Instructions to follow ▸ State how many lines of the records contain the string "this", and give no other information.

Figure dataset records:
- - -
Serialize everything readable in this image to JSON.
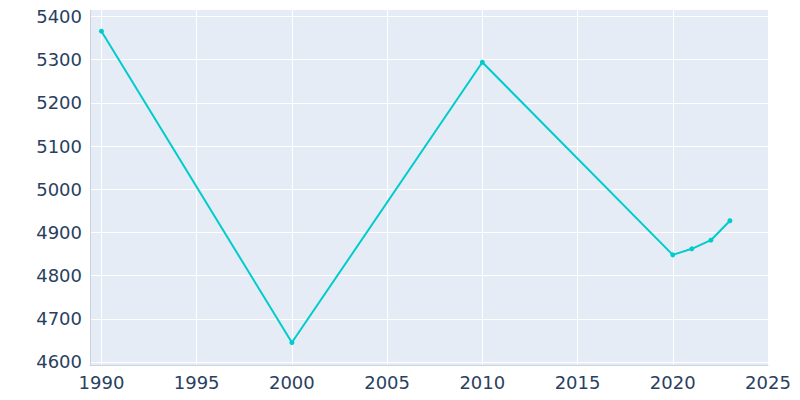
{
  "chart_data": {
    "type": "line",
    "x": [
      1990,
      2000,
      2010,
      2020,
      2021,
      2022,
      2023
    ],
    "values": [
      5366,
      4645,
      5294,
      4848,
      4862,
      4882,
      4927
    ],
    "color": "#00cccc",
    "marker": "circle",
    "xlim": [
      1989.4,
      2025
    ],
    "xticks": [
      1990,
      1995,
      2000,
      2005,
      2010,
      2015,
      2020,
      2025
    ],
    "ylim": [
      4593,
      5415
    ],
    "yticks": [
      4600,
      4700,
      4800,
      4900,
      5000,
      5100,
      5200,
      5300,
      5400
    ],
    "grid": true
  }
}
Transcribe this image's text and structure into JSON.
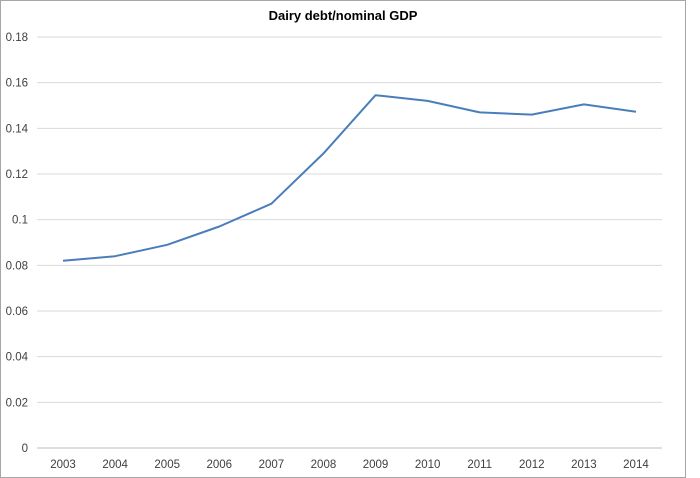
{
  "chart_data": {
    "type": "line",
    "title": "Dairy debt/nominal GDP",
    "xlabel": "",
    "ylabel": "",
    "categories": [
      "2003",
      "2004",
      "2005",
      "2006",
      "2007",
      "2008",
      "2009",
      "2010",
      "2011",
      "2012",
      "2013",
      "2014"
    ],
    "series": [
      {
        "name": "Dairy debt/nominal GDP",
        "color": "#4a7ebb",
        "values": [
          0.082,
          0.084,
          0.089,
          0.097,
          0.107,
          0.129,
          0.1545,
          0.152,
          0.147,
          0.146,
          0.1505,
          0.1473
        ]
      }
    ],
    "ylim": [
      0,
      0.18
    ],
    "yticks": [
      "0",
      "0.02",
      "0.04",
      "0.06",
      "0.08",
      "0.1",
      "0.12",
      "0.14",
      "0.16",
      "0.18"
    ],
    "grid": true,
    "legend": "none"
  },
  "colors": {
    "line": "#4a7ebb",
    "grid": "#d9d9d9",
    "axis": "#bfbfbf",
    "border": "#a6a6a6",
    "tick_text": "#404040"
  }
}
- - -
Exercise output ▸ 2